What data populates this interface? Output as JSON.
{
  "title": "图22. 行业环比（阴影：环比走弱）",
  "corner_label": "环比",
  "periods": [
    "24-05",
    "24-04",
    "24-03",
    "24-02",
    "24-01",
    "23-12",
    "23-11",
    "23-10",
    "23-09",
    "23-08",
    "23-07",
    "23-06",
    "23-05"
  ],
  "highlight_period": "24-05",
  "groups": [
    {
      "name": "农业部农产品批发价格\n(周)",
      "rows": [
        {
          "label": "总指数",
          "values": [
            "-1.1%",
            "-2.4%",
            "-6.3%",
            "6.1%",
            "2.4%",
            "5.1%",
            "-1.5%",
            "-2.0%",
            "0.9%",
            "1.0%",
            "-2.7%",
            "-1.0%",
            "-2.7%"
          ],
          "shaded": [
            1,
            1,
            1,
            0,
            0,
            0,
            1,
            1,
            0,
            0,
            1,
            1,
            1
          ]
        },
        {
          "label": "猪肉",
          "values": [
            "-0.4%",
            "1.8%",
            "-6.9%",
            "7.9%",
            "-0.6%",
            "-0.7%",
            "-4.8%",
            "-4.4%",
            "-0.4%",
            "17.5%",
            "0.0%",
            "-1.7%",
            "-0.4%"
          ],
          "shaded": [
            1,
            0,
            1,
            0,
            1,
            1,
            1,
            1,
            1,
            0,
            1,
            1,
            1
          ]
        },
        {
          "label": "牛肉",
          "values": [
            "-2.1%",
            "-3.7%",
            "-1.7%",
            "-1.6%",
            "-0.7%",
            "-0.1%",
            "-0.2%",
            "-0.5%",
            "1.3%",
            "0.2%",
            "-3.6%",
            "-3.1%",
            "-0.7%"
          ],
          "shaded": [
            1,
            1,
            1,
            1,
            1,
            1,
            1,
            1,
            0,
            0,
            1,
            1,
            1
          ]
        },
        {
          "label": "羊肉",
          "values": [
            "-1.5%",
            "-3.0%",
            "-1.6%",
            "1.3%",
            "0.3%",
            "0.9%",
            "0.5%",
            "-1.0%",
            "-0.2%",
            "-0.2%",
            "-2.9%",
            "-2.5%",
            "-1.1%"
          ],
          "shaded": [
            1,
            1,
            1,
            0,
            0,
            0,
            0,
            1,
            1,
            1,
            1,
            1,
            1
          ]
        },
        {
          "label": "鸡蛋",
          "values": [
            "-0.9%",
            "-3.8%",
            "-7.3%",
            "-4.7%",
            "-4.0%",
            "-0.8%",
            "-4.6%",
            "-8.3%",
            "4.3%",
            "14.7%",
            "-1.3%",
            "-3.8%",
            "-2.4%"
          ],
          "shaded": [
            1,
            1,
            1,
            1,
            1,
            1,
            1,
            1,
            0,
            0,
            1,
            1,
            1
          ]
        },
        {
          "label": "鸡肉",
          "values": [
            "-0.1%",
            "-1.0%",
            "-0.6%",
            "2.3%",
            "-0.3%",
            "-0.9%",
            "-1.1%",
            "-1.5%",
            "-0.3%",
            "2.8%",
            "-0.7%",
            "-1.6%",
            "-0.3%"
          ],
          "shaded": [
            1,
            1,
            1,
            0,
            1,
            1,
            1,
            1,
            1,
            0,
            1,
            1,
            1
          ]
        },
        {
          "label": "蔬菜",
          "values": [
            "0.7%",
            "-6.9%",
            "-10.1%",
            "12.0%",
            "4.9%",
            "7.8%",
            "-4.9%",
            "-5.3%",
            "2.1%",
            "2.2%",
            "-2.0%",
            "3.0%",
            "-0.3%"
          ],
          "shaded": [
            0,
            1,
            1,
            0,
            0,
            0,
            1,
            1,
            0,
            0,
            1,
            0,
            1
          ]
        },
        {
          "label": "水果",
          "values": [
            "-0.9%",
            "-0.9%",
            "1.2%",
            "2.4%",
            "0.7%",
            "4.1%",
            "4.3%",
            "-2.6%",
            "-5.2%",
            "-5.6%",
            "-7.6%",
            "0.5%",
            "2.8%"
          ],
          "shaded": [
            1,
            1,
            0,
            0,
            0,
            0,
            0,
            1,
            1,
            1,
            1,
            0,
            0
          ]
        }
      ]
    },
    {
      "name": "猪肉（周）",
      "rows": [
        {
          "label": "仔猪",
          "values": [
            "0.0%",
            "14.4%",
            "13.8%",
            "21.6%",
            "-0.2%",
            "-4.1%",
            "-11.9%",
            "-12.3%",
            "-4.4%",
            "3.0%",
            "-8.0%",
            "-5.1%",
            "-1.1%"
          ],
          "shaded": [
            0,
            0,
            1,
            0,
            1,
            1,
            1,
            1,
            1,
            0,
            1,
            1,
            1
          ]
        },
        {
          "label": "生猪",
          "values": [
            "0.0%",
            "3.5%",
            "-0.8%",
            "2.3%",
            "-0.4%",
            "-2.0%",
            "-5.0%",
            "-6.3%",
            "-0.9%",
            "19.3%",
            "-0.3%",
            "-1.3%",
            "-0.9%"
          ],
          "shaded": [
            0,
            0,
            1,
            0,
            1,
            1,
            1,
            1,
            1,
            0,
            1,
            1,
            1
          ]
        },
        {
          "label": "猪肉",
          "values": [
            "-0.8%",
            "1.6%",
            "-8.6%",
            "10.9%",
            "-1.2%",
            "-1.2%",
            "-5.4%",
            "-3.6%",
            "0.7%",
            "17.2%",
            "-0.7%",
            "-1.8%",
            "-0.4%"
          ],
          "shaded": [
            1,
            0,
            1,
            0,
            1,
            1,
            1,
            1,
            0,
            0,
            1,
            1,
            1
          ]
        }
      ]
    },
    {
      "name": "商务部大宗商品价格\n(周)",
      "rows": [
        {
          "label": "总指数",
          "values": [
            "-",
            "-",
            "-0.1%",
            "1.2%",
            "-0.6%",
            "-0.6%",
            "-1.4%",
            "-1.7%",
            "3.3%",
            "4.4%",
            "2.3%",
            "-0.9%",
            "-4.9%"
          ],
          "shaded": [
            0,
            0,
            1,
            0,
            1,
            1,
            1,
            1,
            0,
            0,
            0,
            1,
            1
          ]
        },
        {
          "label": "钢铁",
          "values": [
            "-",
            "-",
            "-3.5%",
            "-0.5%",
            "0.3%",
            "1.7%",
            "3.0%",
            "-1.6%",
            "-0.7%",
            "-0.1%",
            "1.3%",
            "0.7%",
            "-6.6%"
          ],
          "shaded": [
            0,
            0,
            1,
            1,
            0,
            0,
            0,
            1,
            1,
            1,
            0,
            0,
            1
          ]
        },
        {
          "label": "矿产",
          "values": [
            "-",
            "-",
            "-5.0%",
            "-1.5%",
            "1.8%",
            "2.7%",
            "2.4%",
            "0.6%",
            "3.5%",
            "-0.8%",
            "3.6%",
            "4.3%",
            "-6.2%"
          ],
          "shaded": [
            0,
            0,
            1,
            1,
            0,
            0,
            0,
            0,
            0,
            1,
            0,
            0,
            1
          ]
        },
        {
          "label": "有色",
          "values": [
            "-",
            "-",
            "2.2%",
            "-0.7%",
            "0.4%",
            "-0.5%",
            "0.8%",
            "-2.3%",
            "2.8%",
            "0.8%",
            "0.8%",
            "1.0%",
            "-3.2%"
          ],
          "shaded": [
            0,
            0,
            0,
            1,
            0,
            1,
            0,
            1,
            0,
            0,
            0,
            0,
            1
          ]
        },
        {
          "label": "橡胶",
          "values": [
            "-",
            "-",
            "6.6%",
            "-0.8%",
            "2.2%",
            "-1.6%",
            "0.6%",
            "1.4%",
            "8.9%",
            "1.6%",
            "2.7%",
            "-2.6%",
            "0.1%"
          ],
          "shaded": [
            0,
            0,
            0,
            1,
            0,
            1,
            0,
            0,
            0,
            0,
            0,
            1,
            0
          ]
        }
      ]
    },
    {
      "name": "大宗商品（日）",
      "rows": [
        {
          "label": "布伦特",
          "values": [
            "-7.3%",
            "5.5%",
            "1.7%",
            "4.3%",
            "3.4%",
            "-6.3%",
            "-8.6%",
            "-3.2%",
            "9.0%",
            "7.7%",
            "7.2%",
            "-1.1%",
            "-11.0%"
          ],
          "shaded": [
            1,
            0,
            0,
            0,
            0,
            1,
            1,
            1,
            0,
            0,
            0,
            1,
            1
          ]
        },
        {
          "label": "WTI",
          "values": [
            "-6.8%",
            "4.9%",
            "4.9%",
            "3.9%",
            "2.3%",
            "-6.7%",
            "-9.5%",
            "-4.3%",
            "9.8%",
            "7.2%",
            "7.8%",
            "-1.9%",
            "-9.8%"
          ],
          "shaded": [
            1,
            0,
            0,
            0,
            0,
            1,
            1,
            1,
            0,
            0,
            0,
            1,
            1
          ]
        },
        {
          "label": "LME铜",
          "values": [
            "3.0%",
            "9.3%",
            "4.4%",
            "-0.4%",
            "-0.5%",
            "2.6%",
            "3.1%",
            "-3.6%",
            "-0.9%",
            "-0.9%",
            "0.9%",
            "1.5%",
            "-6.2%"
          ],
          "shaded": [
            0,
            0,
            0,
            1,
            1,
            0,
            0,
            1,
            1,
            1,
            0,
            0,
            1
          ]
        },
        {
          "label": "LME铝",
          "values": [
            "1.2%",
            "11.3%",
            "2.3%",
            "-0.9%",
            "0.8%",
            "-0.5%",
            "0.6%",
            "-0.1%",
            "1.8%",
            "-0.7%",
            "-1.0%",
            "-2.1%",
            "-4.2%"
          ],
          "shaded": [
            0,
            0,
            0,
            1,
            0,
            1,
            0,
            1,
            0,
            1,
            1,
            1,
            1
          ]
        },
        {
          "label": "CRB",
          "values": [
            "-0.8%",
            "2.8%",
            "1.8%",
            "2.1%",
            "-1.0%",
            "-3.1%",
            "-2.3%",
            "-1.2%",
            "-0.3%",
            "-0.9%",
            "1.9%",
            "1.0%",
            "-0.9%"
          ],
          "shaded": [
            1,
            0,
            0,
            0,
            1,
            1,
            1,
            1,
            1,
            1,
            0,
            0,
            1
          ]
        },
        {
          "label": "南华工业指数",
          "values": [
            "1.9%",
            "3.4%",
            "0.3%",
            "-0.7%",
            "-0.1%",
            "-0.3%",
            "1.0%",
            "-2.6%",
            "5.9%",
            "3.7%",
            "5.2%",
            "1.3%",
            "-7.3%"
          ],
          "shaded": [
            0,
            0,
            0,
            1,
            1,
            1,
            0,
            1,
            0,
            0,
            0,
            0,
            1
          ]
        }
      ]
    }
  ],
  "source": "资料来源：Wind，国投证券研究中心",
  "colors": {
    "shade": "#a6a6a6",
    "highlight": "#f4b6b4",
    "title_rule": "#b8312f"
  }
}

#### [Problem statement]
Find and count the lines of the data that include the string "name", and report that figure by itself.

#### [Answer to the problem]
4